Reproduce every record below exactly as written, leaving out any pictures.
* Begin Data provided *
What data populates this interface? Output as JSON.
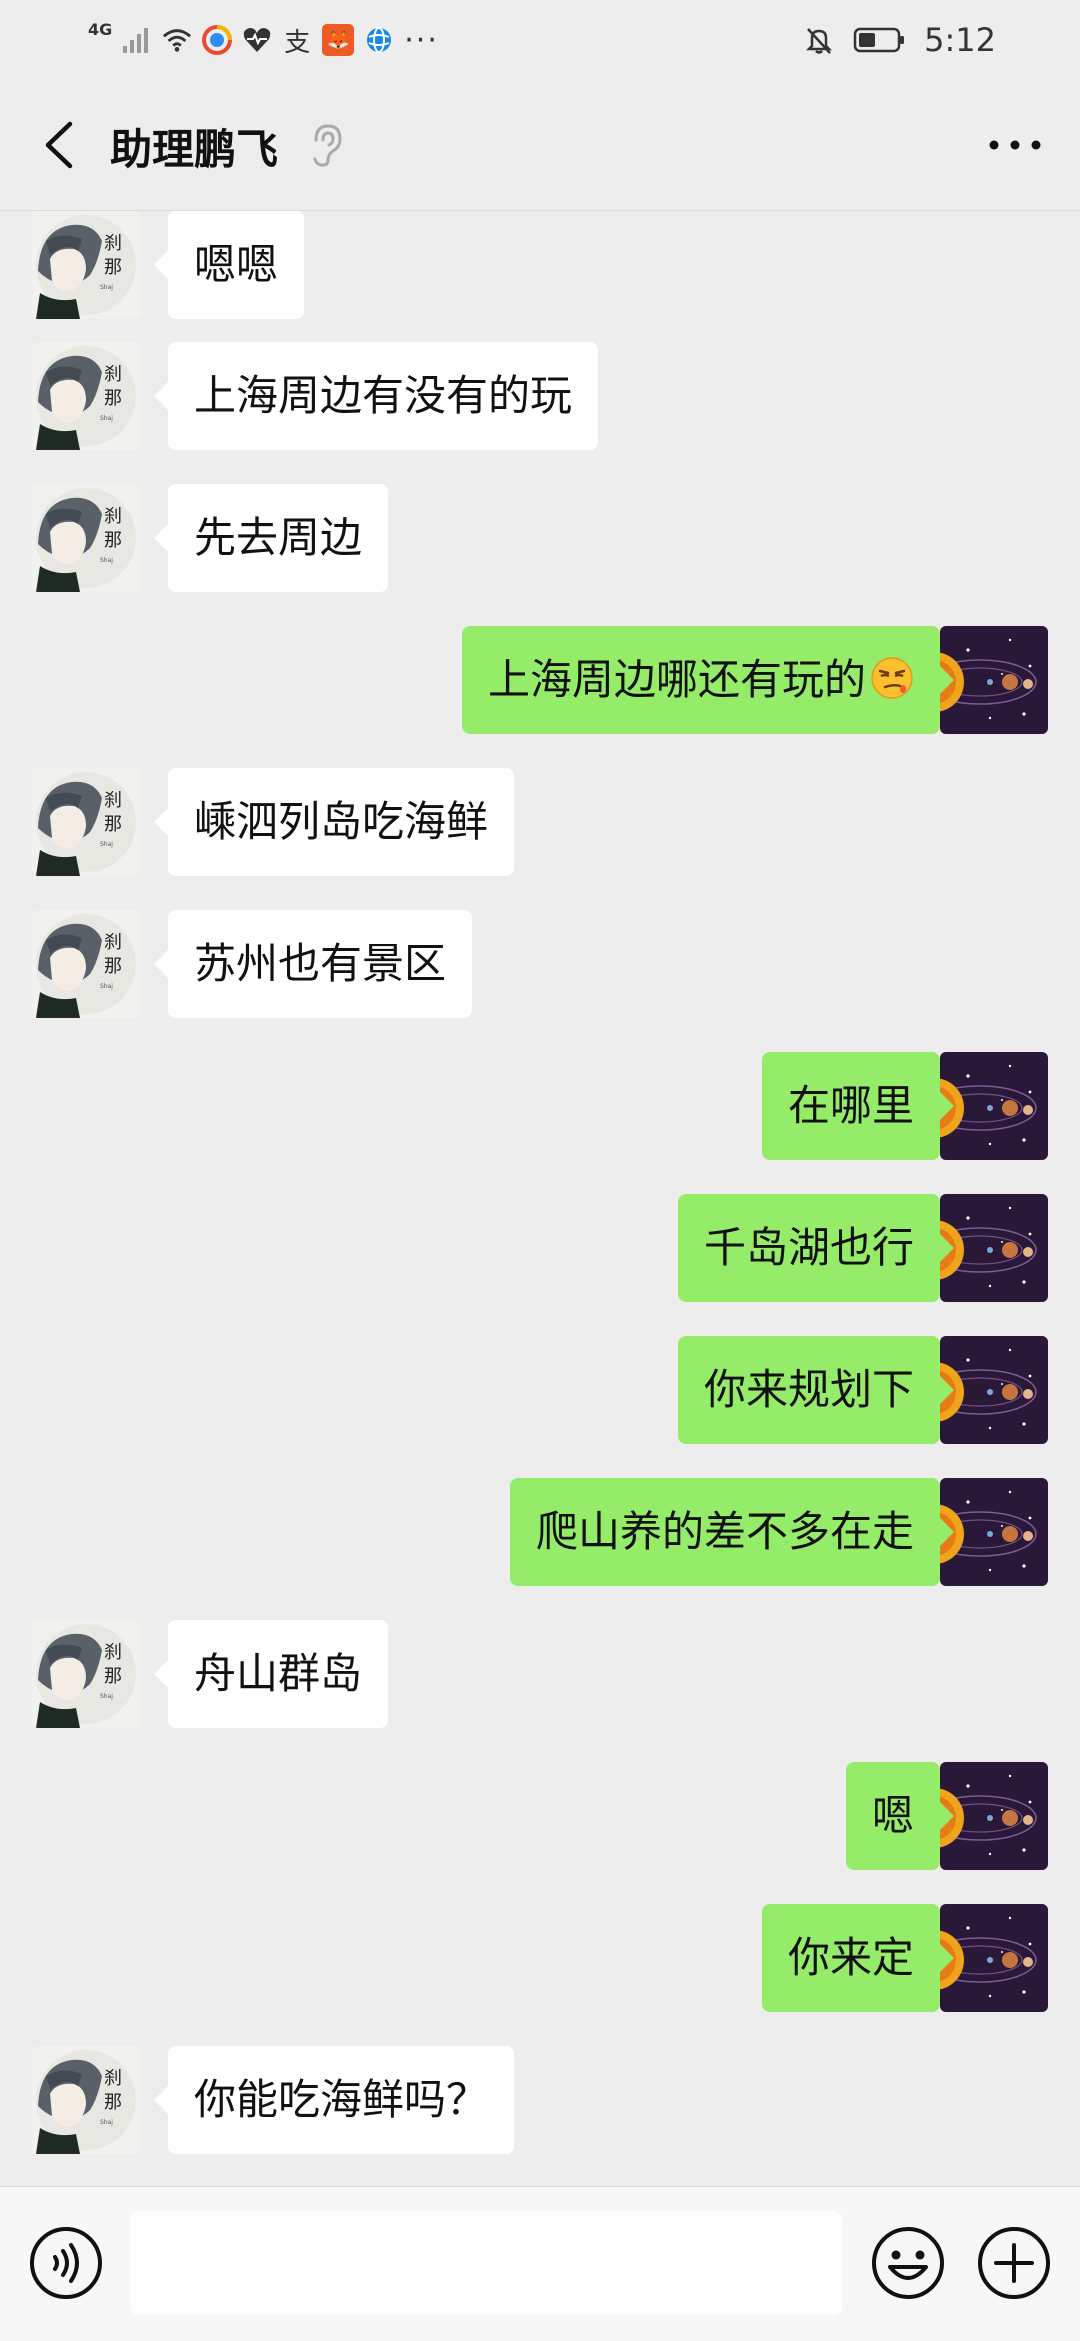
{
  "status_bar": {
    "network": "4G",
    "time": "5:12",
    "more": "···",
    "alipay_glyph": "支",
    "app_tile_glyph": "🦊"
  },
  "header": {
    "title": "助理鹏飞",
    "icons": [
      "back-arrow-icon",
      "ear-icon",
      "more-icon"
    ]
  },
  "messages": [
    {
      "side": "left",
      "text": "嗯嗯"
    },
    {
      "side": "left",
      "text": "上海周边有没有的玩"
    },
    {
      "side": "left",
      "text": "先去周边"
    },
    {
      "side": "right",
      "text": "上海周边哪还有玩的",
      "emoji": "smirk-face"
    },
    {
      "side": "left",
      "text": "嵊泗列岛吃海鲜"
    },
    {
      "side": "left",
      "text": "苏州也有景区"
    },
    {
      "side": "right",
      "text": "在哪里"
    },
    {
      "side": "right",
      "text": "千岛湖也行"
    },
    {
      "side": "right",
      "text": "你来规划下"
    },
    {
      "side": "right",
      "text": "爬山养的差不多在走"
    },
    {
      "side": "left",
      "text": "舟山群岛"
    },
    {
      "side": "right",
      "text": "嗯"
    },
    {
      "side": "right",
      "text": "你来定"
    },
    {
      "side": "left",
      "text": "你能吃海鲜吗？"
    }
  ],
  "input_bar": {
    "value": "",
    "icons": [
      "voice-icon",
      "emoji-icon",
      "plus-icon"
    ]
  },
  "colors": {
    "background": "#ededed",
    "sent_bubble": "#95ec69",
    "received_bubble": "#ffffff"
  }
}
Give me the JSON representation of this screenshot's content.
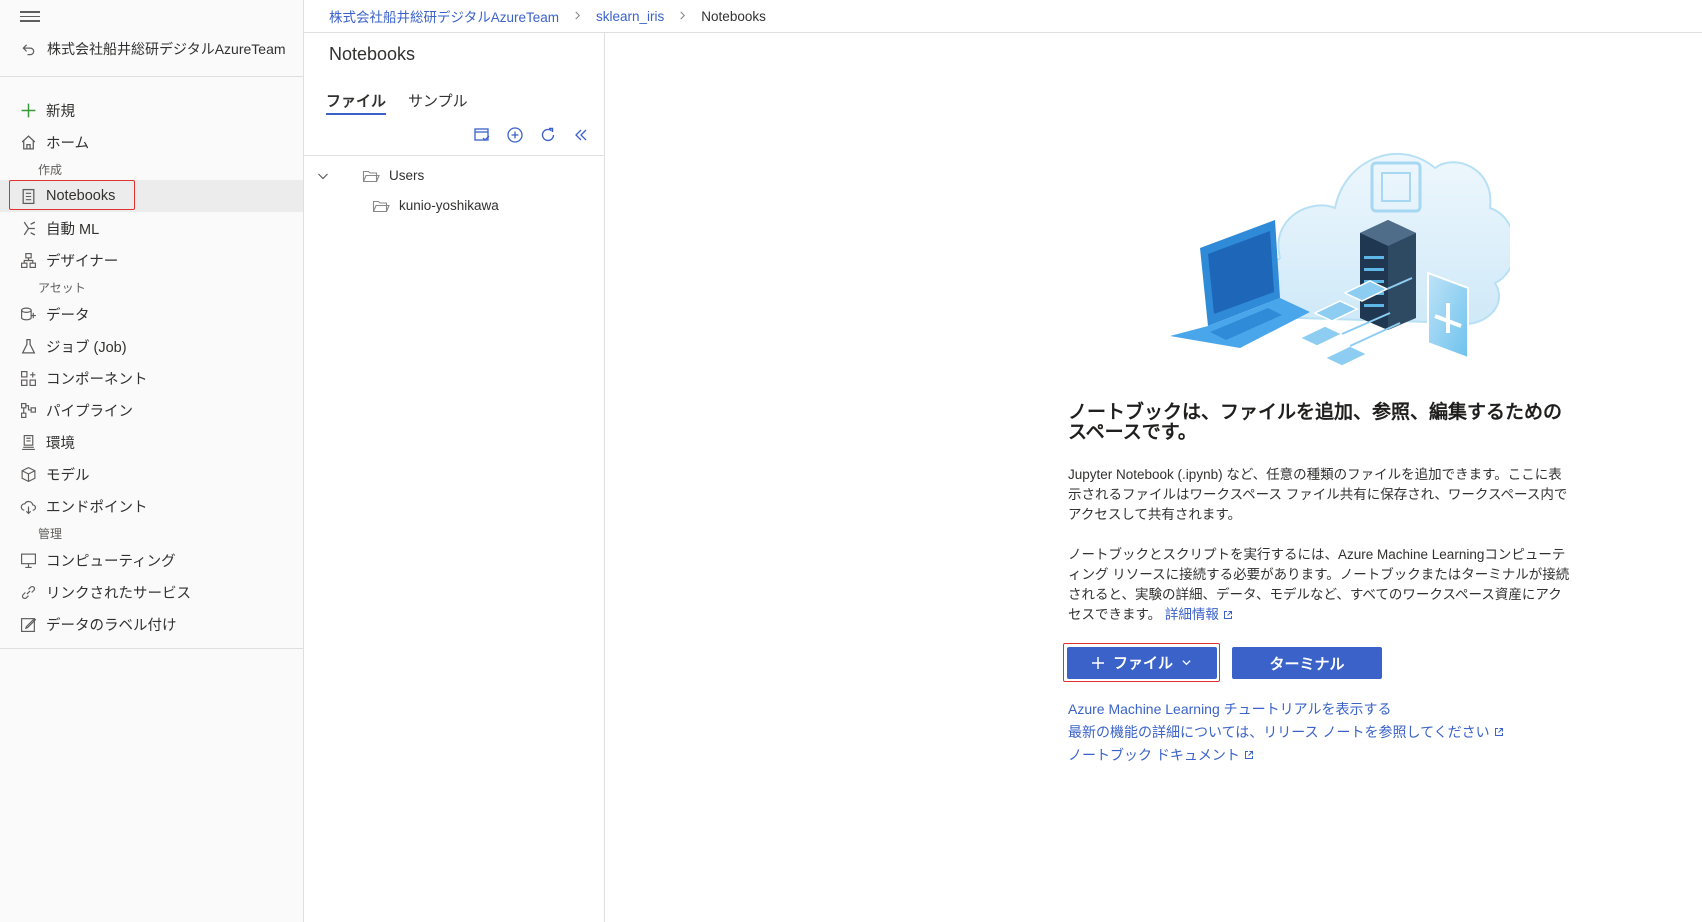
{
  "sidebar": {
    "workspace_name": "株式会社船井総研デジタルAzureTeam",
    "new_label": "新規",
    "home_label": "ホーム",
    "group_author": "作成",
    "notebooks_label": "Notebooks",
    "automl_label": "自動 ML",
    "designer_label": "デザイナー",
    "group_assets": "アセット",
    "data_label": "データ",
    "jobs_label": "ジョブ (Job)",
    "components_label": "コンポーネント",
    "pipelines_label": "パイプライン",
    "environments_label": "環境",
    "models_label": "モデル",
    "endpoints_label": "エンドポイント",
    "group_manage": "管理",
    "compute_label": "コンピューティング",
    "linked_services_label": "リンクされたサービス",
    "data_labeling_label": "データのラベル付け"
  },
  "breadcrumb": {
    "workspace": "株式会社船井総研デジタルAzureTeam",
    "experiment": "sklearn_iris",
    "current": "Notebooks"
  },
  "files": {
    "title": "Notebooks",
    "tab_files": "ファイル",
    "tab_samples": "サンプル",
    "tree_root": "Users",
    "tree_child": "kunio-yoshikawa"
  },
  "main": {
    "headline": "ノートブックは、ファイルを追加、参照、編集するためのスペースです。",
    "para1": "Jupyter Notebook (.ipynb) など、任意の種類のファイルを追加できます。ここに表示されるファイルはワークスペース ファイル共有に保存され、ワークスペース内でアクセスして共有されます。",
    "para2": "ノートブックとスクリプトを実行するには、Azure Machine Learningコンピューティング リソースに接続する必要があります。ノートブックまたはターミナルが接続されると、実験の詳細、データ、モデルなど、すべてのワークスペース資産にアクセスできます。",
    "learn_more": "詳細情報",
    "file_button": "ファイル",
    "terminal_button": "ターミナル",
    "link_tutorial": "Azure Machine Learning チュートリアルを表示する",
    "link_release_notes": "最新の機能の詳細については、リリース ノートを参照してください",
    "link_docs": "ノートブック ドキュメント"
  },
  "colors": {
    "accent": "#3a62c9",
    "highlight": "#e03131"
  }
}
* End Data provided *
_Written response:_
What data populates this interface? Output as JSON.
{
  "status_bar": {
    "network": "4G",
    "time": "5:12",
    "more": "···",
    "alipay_glyph": "支",
    "app_tile_glyph": "🦊"
  },
  "header": {
    "title": "助理鹏飞",
    "icons": [
      "back-arrow-icon",
      "ear-icon",
      "more-icon"
    ]
  },
  "messages": [
    {
      "side": "left",
      "text": "嗯嗯"
    },
    {
      "side": "left",
      "text": "上海周边有没有的玩"
    },
    {
      "side": "left",
      "text": "先去周边"
    },
    {
      "side": "right",
      "text": "上海周边哪还有玩的",
      "emoji": "smirk-face"
    },
    {
      "side": "left",
      "text": "嵊泗列岛吃海鲜"
    },
    {
      "side": "left",
      "text": "苏州也有景区"
    },
    {
      "side": "right",
      "text": "在哪里"
    },
    {
      "side": "right",
      "text": "千岛湖也行"
    },
    {
      "side": "right",
      "text": "你来规划下"
    },
    {
      "side": "right",
      "text": "爬山养的差不多在走"
    },
    {
      "side": "left",
      "text": "舟山群岛"
    },
    {
      "side": "right",
      "text": "嗯"
    },
    {
      "side": "right",
      "text": "你来定"
    },
    {
      "side": "left",
      "text": "你能吃海鲜吗？"
    }
  ],
  "input_bar": {
    "value": "",
    "icons": [
      "voice-icon",
      "emoji-icon",
      "plus-icon"
    ]
  },
  "colors": {
    "background": "#ededed",
    "sent_bubble": "#95ec69",
    "received_bubble": "#ffffff"
  }
}
Give me the JSON representation of this screenshot's content.
{
  "sidebar": {
    "workspace_name": "株式会社船井総研デジタルAzureTeam",
    "new_label": "新規",
    "home_label": "ホーム",
    "group_author": "作成",
    "notebooks_label": "Notebooks",
    "automl_label": "自動 ML",
    "designer_label": "デザイナー",
    "group_assets": "アセット",
    "data_label": "データ",
    "jobs_label": "ジョブ (Job)",
    "components_label": "コンポーネント",
    "pipelines_label": "パイプライン",
    "environments_label": "環境",
    "models_label": "モデル",
    "endpoints_label": "エンドポイント",
    "group_manage": "管理",
    "compute_label": "コンピューティング",
    "linked_services_label": "リンクされたサービス",
    "data_labeling_label": "データのラベル付け"
  },
  "breadcrumb": {
    "workspace": "株式会社船井総研デジタルAzureTeam",
    "experiment": "sklearn_iris",
    "current": "Notebooks"
  },
  "files": {
    "title": "Notebooks",
    "tab_files": "ファイル",
    "tab_samples": "サンプル",
    "tree_root": "Users",
    "tree_child": "kunio-yoshikawa"
  },
  "main": {
    "headline": "ノートブックは、ファイルを追加、参照、編集するためのスペースです。",
    "para1": "Jupyter Notebook (.ipynb) など、任意の種類のファイルを追加できます。ここに表示されるファイルはワークスペース ファイル共有に保存され、ワークスペース内でアクセスして共有されます。",
    "para2": "ノートブックとスクリプトを実行するには、Azure Machine Learningコンピューティング リソースに接続する必要があります。ノートブックまたはターミナルが接続されると、実験の詳細、データ、モデルなど、すべてのワークスペース資産にアクセスできます。",
    "learn_more": "詳細情報",
    "file_button": "ファイル",
    "terminal_button": "ターミナル",
    "link_tutorial": "Azure Machine Learning チュートリアルを表示する",
    "link_release_notes": "最新の機能の詳細については、リリース ノートを参照してください",
    "link_docs": "ノートブック ドキュメント"
  },
  "colors": {
    "accent": "#3a62c9",
    "highlight": "#e03131"
  }
}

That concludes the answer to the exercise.